** AIM **
Transcribe the records below in full; pictures stay out of the copy.

^^^^^^^^

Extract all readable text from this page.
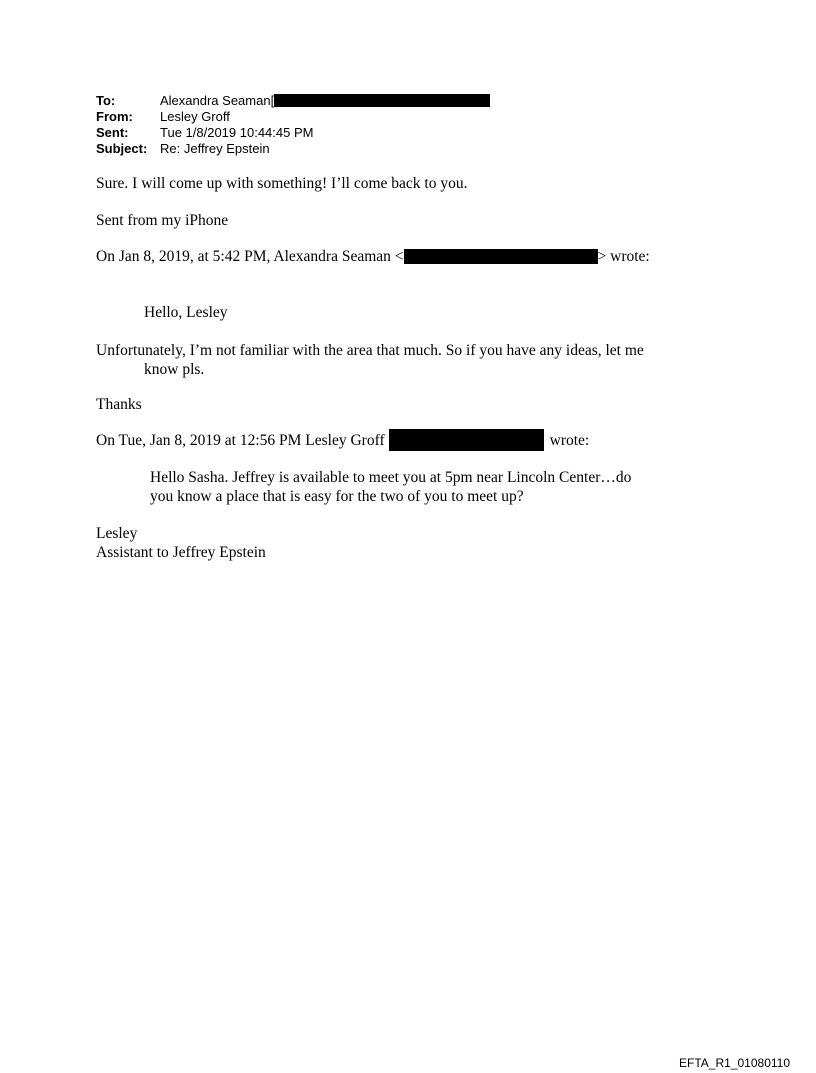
To:	Alexandra Seaman[
From:	Lesley Groff
Sent:	Tue 1/8/2019 10:44:45 PM
Subject: Re: Jeffrey Epstein
Sure. I will come up with something! I’ll come back to you.
Sent from my iPhone
On Jan 8, 2019, at 5:42 PM, Alexandra Seaman <	> wrote:
Hello, Lesley
Unfortunately, I’m not familiar with the area that much. So if you have any ideas, let me
know pls.
Thanks
On Tue, Jan 8, 2019 at 12:56 PM Lesley Groff	wrote:
Hello Sasha. Jeffrey is available to meet you at 5pm near Lincoln Center…do
you know a place that is easy for the two of you to meet up?
Lesley
Assistant to Jeffrey Epstein
EFTA_R1_01080110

^^^^^^^^

** TASK SOLUTION **
Extract all readable text from this page.
To:	Alexandra Seaman[
From:	Lesley Groff
Sent:	Tue 1/8/2019 10:44:45 PM
Subject: Re: Jeffrey Epstein
Sure. I will come up with something! I’ll come back to you.
Sent from my iPhone
On Jan 8, 2019, at 5:42 PM, Alexandra Seaman <	> wrote:
Hello, Lesley
Unfortunately, I’m not familiar with the area that much. So if you have any ideas, let me
know pls.
Thanks
On Tue, Jan 8, 2019 at 12:56 PM Lesley Groff	wrote:
Hello Sasha. Jeffrey is available to meet you at 5pm near Lincoln Center…do
you know a place that is easy for the two of you to meet up?
Lesley
Assistant to Jeffrey Epstein
EFTA_R1_01080110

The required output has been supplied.